- [Required task]: Quote every entry word for word.

- [Material for this task]:

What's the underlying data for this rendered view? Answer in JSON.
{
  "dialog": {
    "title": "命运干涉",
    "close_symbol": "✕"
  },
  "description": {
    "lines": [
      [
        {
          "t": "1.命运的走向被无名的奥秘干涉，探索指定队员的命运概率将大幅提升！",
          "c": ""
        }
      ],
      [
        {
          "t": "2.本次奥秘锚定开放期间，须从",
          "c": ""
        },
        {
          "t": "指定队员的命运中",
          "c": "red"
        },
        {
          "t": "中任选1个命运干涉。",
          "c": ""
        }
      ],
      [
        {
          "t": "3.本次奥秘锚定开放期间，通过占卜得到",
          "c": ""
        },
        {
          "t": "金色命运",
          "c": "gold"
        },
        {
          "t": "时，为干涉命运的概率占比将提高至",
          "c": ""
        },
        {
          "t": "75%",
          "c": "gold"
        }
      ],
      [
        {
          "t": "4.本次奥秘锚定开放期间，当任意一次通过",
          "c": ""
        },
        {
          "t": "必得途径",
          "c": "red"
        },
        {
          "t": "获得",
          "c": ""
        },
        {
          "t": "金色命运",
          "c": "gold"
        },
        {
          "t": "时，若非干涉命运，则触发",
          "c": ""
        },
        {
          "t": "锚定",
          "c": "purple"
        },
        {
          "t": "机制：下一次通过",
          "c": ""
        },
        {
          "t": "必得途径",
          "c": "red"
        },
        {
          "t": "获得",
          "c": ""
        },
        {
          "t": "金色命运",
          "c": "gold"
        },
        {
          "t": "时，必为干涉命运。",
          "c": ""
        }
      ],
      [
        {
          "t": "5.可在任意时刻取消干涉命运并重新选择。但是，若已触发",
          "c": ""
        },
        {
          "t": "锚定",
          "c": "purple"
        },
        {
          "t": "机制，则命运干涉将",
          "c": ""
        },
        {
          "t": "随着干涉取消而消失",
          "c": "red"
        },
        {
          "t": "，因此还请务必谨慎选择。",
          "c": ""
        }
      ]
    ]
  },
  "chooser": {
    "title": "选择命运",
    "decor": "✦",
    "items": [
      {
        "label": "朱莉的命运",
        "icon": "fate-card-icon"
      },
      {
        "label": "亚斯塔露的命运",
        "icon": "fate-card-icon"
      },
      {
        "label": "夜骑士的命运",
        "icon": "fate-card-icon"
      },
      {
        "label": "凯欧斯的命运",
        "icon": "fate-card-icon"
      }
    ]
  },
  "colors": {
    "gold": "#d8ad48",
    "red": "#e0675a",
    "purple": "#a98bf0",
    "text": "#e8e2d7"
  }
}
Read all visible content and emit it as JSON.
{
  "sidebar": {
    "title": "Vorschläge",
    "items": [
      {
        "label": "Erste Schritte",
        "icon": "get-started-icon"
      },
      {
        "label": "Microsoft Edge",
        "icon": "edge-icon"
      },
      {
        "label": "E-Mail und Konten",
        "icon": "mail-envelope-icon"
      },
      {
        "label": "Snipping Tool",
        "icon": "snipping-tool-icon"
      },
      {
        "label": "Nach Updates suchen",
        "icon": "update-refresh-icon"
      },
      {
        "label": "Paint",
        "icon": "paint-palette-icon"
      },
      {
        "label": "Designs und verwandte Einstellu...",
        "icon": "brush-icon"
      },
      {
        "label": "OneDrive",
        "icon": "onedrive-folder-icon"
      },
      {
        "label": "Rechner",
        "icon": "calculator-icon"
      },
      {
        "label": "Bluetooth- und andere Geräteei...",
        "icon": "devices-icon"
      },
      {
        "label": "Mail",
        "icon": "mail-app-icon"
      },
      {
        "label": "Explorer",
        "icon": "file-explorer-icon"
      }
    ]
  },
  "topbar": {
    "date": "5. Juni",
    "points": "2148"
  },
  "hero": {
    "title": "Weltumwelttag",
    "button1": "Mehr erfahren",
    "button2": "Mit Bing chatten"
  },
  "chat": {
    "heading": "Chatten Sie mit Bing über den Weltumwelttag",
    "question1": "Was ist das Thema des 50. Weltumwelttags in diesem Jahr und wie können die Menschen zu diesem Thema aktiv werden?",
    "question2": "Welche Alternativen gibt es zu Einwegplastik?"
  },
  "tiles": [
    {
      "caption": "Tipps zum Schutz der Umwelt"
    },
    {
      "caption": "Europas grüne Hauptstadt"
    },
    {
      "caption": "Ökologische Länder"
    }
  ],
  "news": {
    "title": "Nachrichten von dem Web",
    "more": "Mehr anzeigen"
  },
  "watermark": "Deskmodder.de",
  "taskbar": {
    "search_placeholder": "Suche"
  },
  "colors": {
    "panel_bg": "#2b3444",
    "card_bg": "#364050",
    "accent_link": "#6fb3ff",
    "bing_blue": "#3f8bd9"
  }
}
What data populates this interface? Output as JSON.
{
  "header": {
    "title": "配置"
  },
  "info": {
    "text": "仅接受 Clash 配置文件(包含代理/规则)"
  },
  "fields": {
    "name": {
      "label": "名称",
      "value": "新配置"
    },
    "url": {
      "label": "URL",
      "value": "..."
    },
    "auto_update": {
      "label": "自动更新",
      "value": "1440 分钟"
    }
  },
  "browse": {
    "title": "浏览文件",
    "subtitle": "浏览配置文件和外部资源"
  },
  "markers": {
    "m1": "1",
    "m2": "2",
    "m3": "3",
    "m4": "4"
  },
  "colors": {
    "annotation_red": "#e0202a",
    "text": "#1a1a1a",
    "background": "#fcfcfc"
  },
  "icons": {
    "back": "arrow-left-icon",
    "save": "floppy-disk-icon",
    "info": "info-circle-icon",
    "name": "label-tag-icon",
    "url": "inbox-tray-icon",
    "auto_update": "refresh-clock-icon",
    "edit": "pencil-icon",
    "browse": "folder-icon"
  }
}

- [Full response]:
What's the underlying data for this rendered view? Answer in JSON.
{
  "dialog": {
    "title": "命运干涉",
    "close_symbol": "✕"
  },
  "description": {
    "lines": [
      [
        {
          "t": "1.命运的走向被无名的奥秘干涉，探索指定队员的命运概率将大幅提升！",
          "c": ""
        }
      ],
      [
        {
          "t": "2.本次奥秘锚定开放期间，须从",
          "c": ""
        },
        {
          "t": "指定队员的命运中",
          "c": "red"
        },
        {
          "t": "中任选1个命运干涉。",
          "c": ""
        }
      ],
      [
        {
          "t": "3.本次奥秘锚定开放期间，通过占卜得到",
          "c": ""
        },
        {
          "t": "金色命运",
          "c": "gold"
        },
        {
          "t": "时，为干涉命运的概率占比将提高至",
          "c": ""
        },
        {
          "t": "75%",
          "c": "gold"
        }
      ],
      [
        {
          "t": "4.本次奥秘锚定开放期间，当任意一次通过",
          "c": ""
        },
        {
          "t": "必得途径",
          "c": "red"
        },
        {
          "t": "获得",
          "c": ""
        },
        {
          "t": "金色命运",
          "c": "gold"
        },
        {
          "t": "时，若非干涉命运，则触发",
          "c": ""
        },
        {
          "t": "锚定",
          "c": "purple"
        },
        {
          "t": "机制：下一次通过",
          "c": ""
        },
        {
          "t": "必得途径",
          "c": "red"
        },
        {
          "t": "获得",
          "c": ""
        },
        {
          "t": "金色命运",
          "c": "gold"
        },
        {
          "t": "时，必为干涉命运。",
          "c": ""
        }
      ],
      [
        {
          "t": "5.可在任意时刻取消干涉命运并重新选择。但是，若已触发",
          "c": ""
        },
        {
          "t": "锚定",
          "c": "purple"
        },
        {
          "t": "机制，则命运干涉将",
          "c": ""
        },
        {
          "t": "随着干涉取消而消失",
          "c": "red"
        },
        {
          "t": "，因此还请务必谨慎选择。",
          "c": ""
        }
      ]
    ]
  },
  "chooser": {
    "title": "选择命运",
    "decor": "✦",
    "items": [
      {
        "label": "朱莉的命运",
        "icon": "fate-card-icon"
      },
      {
        "label": "亚斯塔露的命运",
        "icon": "fate-card-icon"
      },
      {
        "label": "夜骑士的命运",
        "icon": "fate-card-icon"
      },
      {
        "label": "凯欧斯的命运",
        "icon": "fate-card-icon"
      }
    ]
  },
  "colors": {
    "gold": "#d8ad48",
    "red": "#e0675a",
    "purple": "#a98bf0",
    "text": "#e8e2d7"
  }
}
Read all visible content and emit it as JSON.
{
  "sidebar": {
    "title": "Vorschläge",
    "items": [
      {
        "label": "Erste Schritte",
        "icon": "get-started-icon"
      },
      {
        "label": "Microsoft Edge",
        "icon": "edge-icon"
      },
      {
        "label": "E-Mail und Konten",
        "icon": "mail-envelope-icon"
      },
      {
        "label": "Snipping Tool",
        "icon": "snipping-tool-icon"
      },
      {
        "label": "Nach Updates suchen",
        "icon": "update-refresh-icon"
      },
      {
        "label": "Paint",
        "icon": "paint-palette-icon"
      },
      {
        "label": "Designs und verwandte Einstellu...",
        "icon": "brush-icon"
      },
      {
        "label": "OneDrive",
        "icon": "onedrive-folder-icon"
      },
      {
        "label": "Rechner",
        "icon": "calculator-icon"
      },
      {
        "label": "Bluetooth- und andere Geräteei...",
        "icon": "devices-icon"
      },
      {
        "label": "Mail",
        "icon": "mail-app-icon"
      },
      {
        "label": "Explorer",
        "icon": "file-explorer-icon"
      }
    ]
  },
  "topbar": {
    "date": "5. Juni",
    "points": "2148"
  },
  "hero": {
    "title": "Weltumwelttag",
    "button1": "Mehr erfahren",
    "button2": "Mit Bing chatten"
  },
  "chat": {
    "heading": "Chatten Sie mit Bing über den Weltumwelttag",
    "question1": "Was ist das Thema des 50. Weltumwelttags in diesem Jahr und wie können die Menschen zu diesem Thema aktiv werden?",
    "question2": "Welche Alternativen gibt es zu Einwegplastik?"
  },
  "tiles": [
    {
      "caption": "Tipps zum Schutz der Umwelt"
    },
    {
      "caption": "Europas grüne Hauptstadt"
    },
    {
      "caption": "Ökologische Länder"
    }
  ],
  "news": {
    "title": "Nachrichten von dem Web",
    "more": "Mehr anzeigen"
  },
  "watermark": "Deskmodder.de",
  "taskbar": {
    "search_placeholder": "Suche"
  },
  "colors": {
    "panel_bg": "#2b3444",
    "card_bg": "#364050",
    "accent_link": "#6fb3ff",
    "bing_blue": "#3f8bd9"
  }
}
What data populates this interface? Output as JSON.
{
  "header": {
    "title": "配置"
  },
  "info": {
    "text": "仅接受 Clash 配置文件(包含代理/规则)"
  },
  "fields": {
    "name": {
      "label": "名称",
      "value": "新配置"
    },
    "url": {
      "label": "URL",
      "value": "..."
    },
    "auto_update": {
      "label": "自动更新",
      "value": "1440 分钟"
    }
  },
  "browse": {
    "title": "浏览文件",
    "subtitle": "浏览配置文件和外部资源"
  },
  "markers": {
    "m1": "1",
    "m2": "2",
    "m3": "3",
    "m4": "4"
  },
  "colors": {
    "annotation_red": "#e0202a",
    "text": "#1a1a1a",
    "background": "#fcfcfc"
  },
  "icons": {
    "back": "arrow-left-icon",
    "save": "floppy-disk-icon",
    "info": "info-circle-icon",
    "name": "label-tag-icon",
    "url": "inbox-tray-icon",
    "auto_update": "refresh-clock-icon",
    "edit": "pencil-icon",
    "browse": "folder-icon"
  }
}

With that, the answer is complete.